* **Stated exercise**:
Pick out each line of the records in which the word "name" appears.

## Begin Data provided

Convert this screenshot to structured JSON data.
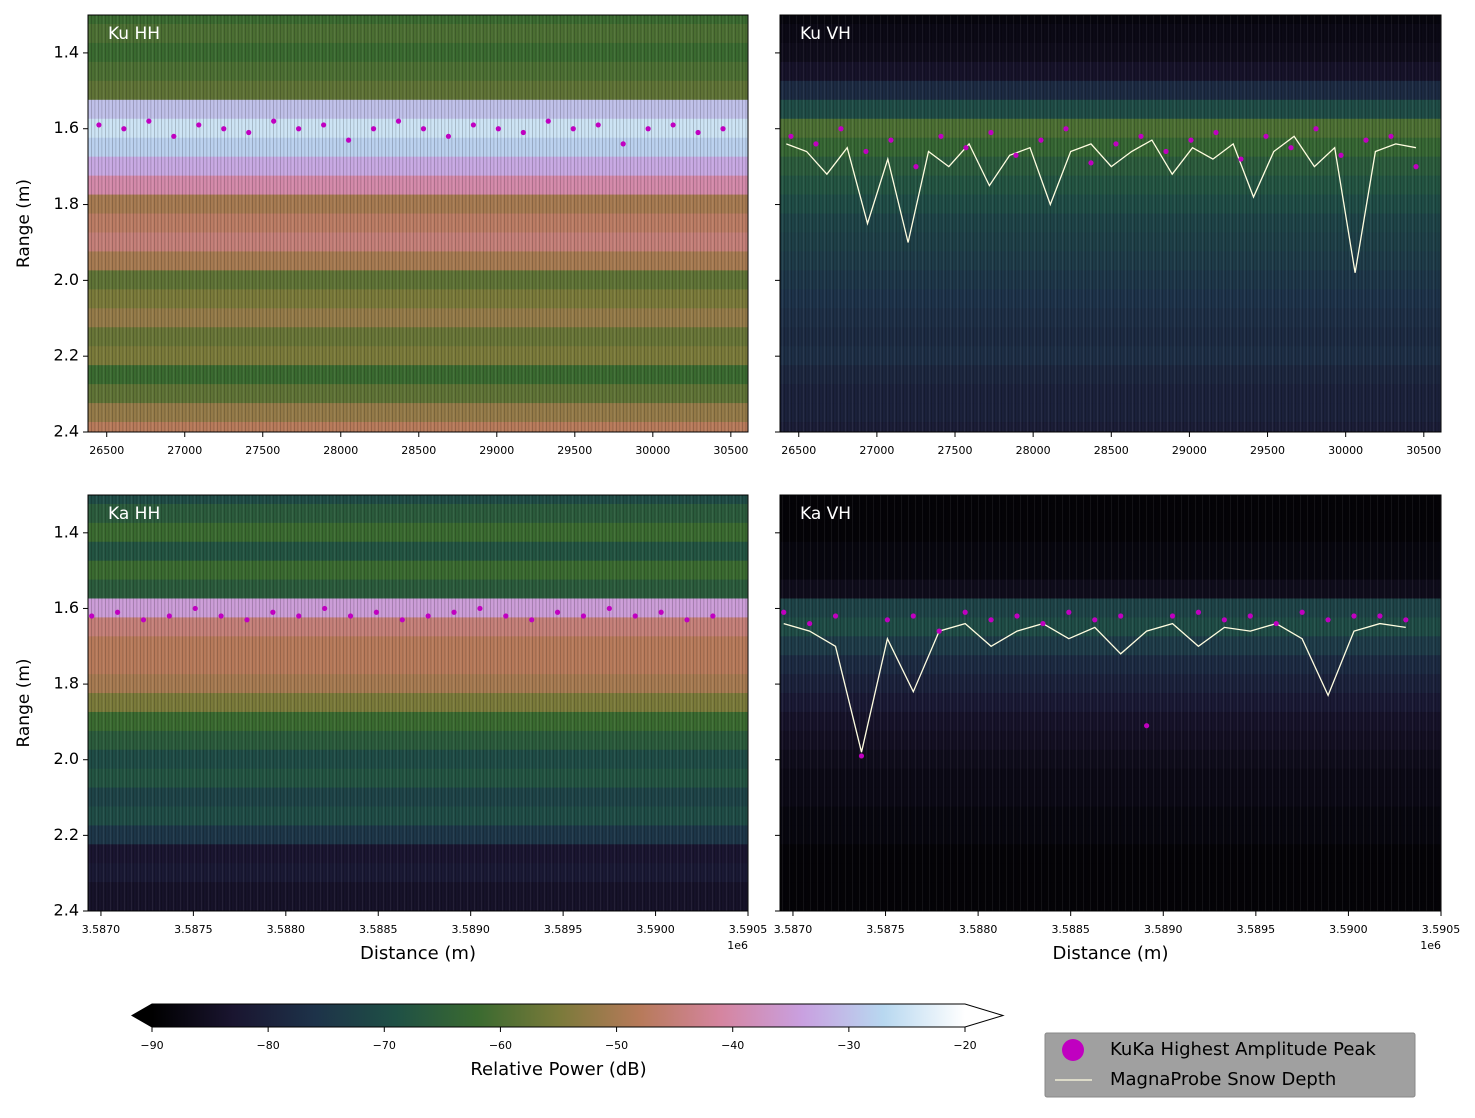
{
  "chart_data": [
    {
      "type": "radargram",
      "title": "Ku HH",
      "ylabel": "Range (m)",
      "xlim": [
        26380,
        30610
      ],
      "xticks": [
        26500,
        27000,
        27500,
        28000,
        28500,
        29000,
        29500,
        30000,
        30500
      ],
      "ylim": [
        2.4,
        1.3
      ],
      "yticks": [
        1.4,
        1.6,
        1.8,
        {
          "value": 2,
          "label": "2.0"
        },
        2.2,
        2.4
      ],
      "ytick_labels": true,
      "power": {
        "range": [
          1.3,
          1.35,
          1.4,
          1.45,
          1.5,
          1.55,
          1.6,
          1.65,
          1.7,
          1.75,
          1.8,
          1.85,
          1.9,
          1.95,
          2.0,
          2.05,
          2.1,
          2.15,
          2.2,
          2.25,
          2.3,
          2.35,
          2.4
        ],
        "db": [
          -62,
          -60,
          -62,
          -60,
          -58,
          -30,
          -25,
          -28,
          -33,
          -40,
          -50,
          -47,
          -45,
          -50,
          -58,
          -55,
          -52,
          -57,
          -55,
          -62,
          -58,
          -52,
          -48
        ]
      },
      "peaks": {
        "x": [
          26450,
          26610,
          26770,
          26930,
          27090,
          27250,
          27410,
          27570,
          27730,
          27890,
          28050,
          28210,
          28370,
          28530,
          28690,
          28850,
          29010,
          29170,
          29330,
          29490,
          29650,
          29810,
          29970,
          30130,
          30290,
          30450
        ],
        "y": [
          1.59,
          1.6,
          1.58,
          1.62,
          1.59,
          1.6,
          1.61,
          1.58,
          1.6,
          1.59,
          1.63,
          1.6,
          1.58,
          1.6,
          1.62,
          1.59,
          1.6,
          1.61,
          1.58,
          1.6,
          1.59,
          1.64,
          1.6,
          1.59,
          1.61,
          1.6
        ]
      }
    },
    {
      "type": "radargram",
      "title": "Ku VH",
      "xlim": [
        26380,
        30610
      ],
      "xticks": [
        26500,
        27000,
        27500,
        28000,
        28500,
        29000,
        29500,
        30000,
        30500
      ],
      "ylim": [
        2.4,
        1.3
      ],
      "yticks": [
        1.4,
        1.6,
        1.8,
        2,
        2.2,
        2.4
      ],
      "ytick_labels": false,
      "power": {
        "range": [
          1.3,
          1.35,
          1.4,
          1.45,
          1.5,
          1.55,
          1.6,
          1.65,
          1.7,
          1.75,
          1.8,
          1.85,
          1.9,
          1.95,
          2.0,
          2.05,
          2.1,
          2.15,
          2.2,
          2.25,
          2.3,
          2.35,
          2.4
        ],
        "db": [
          -88,
          -87,
          -86,
          -84,
          -78,
          -70,
          -60,
          -63,
          -66,
          -68,
          -70,
          -72,
          -73,
          -74,
          -75,
          -76,
          -77,
          -78,
          -77,
          -79,
          -80,
          -80,
          -81
        ]
      },
      "peaks": {
        "x": [
          26450,
          26610,
          26770,
          26930,
          27090,
          27250,
          27410,
          27570,
          27730,
          27890,
          28050,
          28210,
          28370,
          28530,
          28690,
          28850,
          29010,
          29170,
          29330,
          29490,
          29650,
          29810,
          29970,
          30130,
          30290,
          30450
        ],
        "y": [
          1.62,
          1.64,
          1.6,
          1.66,
          1.63,
          1.7,
          1.62,
          1.65,
          1.61,
          1.67,
          1.63,
          1.6,
          1.69,
          1.64,
          1.62,
          1.66,
          1.63,
          1.61,
          1.68,
          1.62,
          1.65,
          1.6,
          1.67,
          1.63,
          1.62,
          1.7
        ]
      },
      "snow_depth": {
        "x": [
          26420,
          26550,
          26680,
          26810,
          26940,
          27070,
          27200,
          27330,
          27460,
          27590,
          27720,
          27850,
          27980,
          28110,
          28240,
          28370,
          28500,
          28630,
          28760,
          28890,
          29020,
          29150,
          29280,
          29410,
          29540,
          29670,
          29800,
          29930,
          30060,
          30190,
          30320,
          30450
        ],
        "y": [
          1.64,
          1.66,
          1.72,
          1.65,
          1.85,
          1.68,
          1.9,
          1.66,
          1.7,
          1.64,
          1.75,
          1.67,
          1.65,
          1.8,
          1.66,
          1.64,
          1.7,
          1.66,
          1.63,
          1.72,
          1.65,
          1.68,
          1.64,
          1.78,
          1.66,
          1.62,
          1.7,
          1.65,
          1.98,
          1.66,
          1.64,
          1.65
        ]
      }
    },
    {
      "type": "radargram",
      "title": "Ka HH",
      "ylabel": "Range (m)",
      "xlabel": "Distance (m)",
      "offset_text": "1e6",
      "xlim": [
        3.58693,
        3.5905
      ],
      "xticks": [
        {
          "value": 3.587,
          "label": "3.5870"
        },
        3.5875,
        {
          "value": 3.588,
          "label": "3.5880"
        },
        3.5885,
        {
          "value": 3.589,
          "label": "3.5890"
        },
        3.5895,
        {
          "value": 3.59,
          "label": "3.5900"
        },
        3.5905
      ],
      "ylim": [
        2.4,
        1.3
      ],
      "yticks": [
        1.4,
        1.6,
        1.8,
        {
          "value": 2,
          "label": "2.0"
        },
        2.2,
        2.4
      ],
      "ytick_labels": true,
      "power": {
        "range": [
          1.3,
          1.35,
          1.4,
          1.45,
          1.5,
          1.55,
          1.6,
          1.65,
          1.7,
          1.75,
          1.8,
          1.85,
          1.9,
          1.95,
          2.0,
          2.05,
          2.1,
          2.15,
          2.2,
          2.25,
          2.3,
          2.35,
          2.4
        ],
        "db": [
          -70,
          -66,
          -62,
          -68,
          -62,
          -66,
          -35,
          -45,
          -48,
          -48,
          -50,
          -55,
          -62,
          -66,
          -70,
          -68,
          -72,
          -70,
          -75,
          -83,
          -82,
          -84,
          -84
        ]
      },
      "peaks": {
        "x": [
          3.58695,
          3.58709,
          3.58723,
          3.58737,
          3.58751,
          3.58765,
          3.58779,
          3.58793,
          3.58807,
          3.58821,
          3.58835,
          3.58849,
          3.58863,
          3.58877,
          3.58891,
          3.58905,
          3.58919,
          3.58933,
          3.58947,
          3.58961,
          3.58975,
          3.58989,
          3.59003,
          3.59017,
          3.59031
        ],
        "y": [
          1.62,
          1.61,
          1.63,
          1.62,
          1.6,
          1.62,
          1.63,
          1.61,
          1.62,
          1.6,
          1.62,
          1.61,
          1.63,
          1.62,
          1.61,
          1.6,
          1.62,
          1.63,
          1.61,
          1.62,
          1.6,
          1.62,
          1.61,
          1.63,
          1.62
        ]
      }
    },
    {
      "type": "radargram",
      "title": "Ka VH",
      "xlabel": "Distance (m)",
      "offset_text": "1e6",
      "xlim": [
        3.58693,
        3.5905
      ],
      "xticks": [
        {
          "value": 3.587,
          "label": "3.5870"
        },
        3.5875,
        {
          "value": 3.588,
          "label": "3.5880"
        },
        3.5885,
        {
          "value": 3.589,
          "label": "3.5890"
        },
        3.5895,
        {
          "value": 3.59,
          "label": "3.5900"
        },
        3.5905
      ],
      "ylim": [
        2.4,
        1.3
      ],
      "yticks": [
        1.4,
        1.6,
        1.8,
        2,
        2.2,
        2.4
      ],
      "ytick_labels": false,
      "power": {
        "range": [
          1.3,
          1.35,
          1.4,
          1.45,
          1.5,
          1.55,
          1.6,
          1.65,
          1.7,
          1.75,
          1.8,
          1.85,
          1.9,
          1.95,
          2.0,
          2.05,
          2.1,
          2.15,
          2.2,
          2.25,
          2.3,
          2.35,
          2.4
        ],
        "db": [
          -89,
          -89,
          -89,
          -88,
          -88,
          -86,
          -72,
          -70,
          -74,
          -78,
          -80,
          -82,
          -84,
          -85,
          -86,
          -87,
          -87,
          -88,
          -88,
          -89,
          -89,
          -89,
          -89
        ]
      },
      "peaks": {
        "x": [
          3.58695,
          3.58709,
          3.58723,
          3.58737,
          3.58751,
          3.58765,
          3.58779,
          3.58793,
          3.58807,
          3.58821,
          3.58835,
          3.58849,
          3.58863,
          3.58877,
          3.58891,
          3.58905,
          3.58919,
          3.58933,
          3.58947,
          3.58961,
          3.58975,
          3.58989,
          3.59003,
          3.59017,
          3.59031
        ],
        "y": [
          1.61,
          1.64,
          1.62,
          1.99,
          1.63,
          1.62,
          1.66,
          1.61,
          1.63,
          1.62,
          1.64,
          1.61,
          1.63,
          1.62,
          1.91,
          1.62,
          1.61,
          1.63,
          1.62,
          1.64,
          1.61,
          1.63,
          1.62,
          1.62,
          1.63
        ]
      },
      "snow_depth": {
        "x": [
          3.58695,
          3.58709,
          3.58723,
          3.58737,
          3.58751,
          3.58765,
          3.58779,
          3.58793,
          3.58807,
          3.58821,
          3.58835,
          3.58849,
          3.58863,
          3.58877,
          3.58891,
          3.58905,
          3.58919,
          3.58933,
          3.58947,
          3.58961,
          3.58975,
          3.58989,
          3.59003,
          3.59017,
          3.59031
        ],
        "y": [
          1.64,
          1.66,
          1.7,
          1.98,
          1.68,
          1.82,
          1.66,
          1.64,
          1.7,
          1.66,
          1.64,
          1.68,
          1.65,
          1.72,
          1.66,
          1.64,
          1.7,
          1.65,
          1.66,
          1.64,
          1.68,
          1.83,
          1.66,
          1.64,
          1.65
        ]
      }
    }
  ],
  "colorbar": {
    "label": "Relative Power (dB)",
    "vmin": -90,
    "vmax": -20,
    "ticks": [
      {
        "value": -90,
        "label": "−90"
      },
      {
        "value": -80,
        "label": "−80"
      },
      {
        "value": -70,
        "label": "−70"
      },
      {
        "value": -60,
        "label": "−60"
      },
      {
        "value": -50,
        "label": "−50"
      },
      {
        "value": -40,
        "label": "−40"
      },
      {
        "value": -30,
        "label": "−30"
      },
      {
        "value": -20,
        "label": "−20"
      }
    ],
    "cmap": [
      "#000000",
      "#1a1530",
      "#1d3249",
      "#1f5045",
      "#3a6a30",
      "#7a7a3a",
      "#b77a5a",
      "#d585a0",
      "#c9a0e0",
      "#b8d8f0",
      "#ffffff"
    ]
  },
  "legend": [
    {
      "name": "KuKa Highest Amplitude Peak",
      "color": "#c000c0",
      "marker": "circle"
    },
    {
      "name": "MagnaProbe Snow Depth",
      "color": "#fffde0",
      "marker": "line"
    }
  ]
}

## End Data provided

* **Answer to this problem**:
      "name": "KuKa Highest Amplitude Peak",
      "name": "MagnaProbe Snow Depth",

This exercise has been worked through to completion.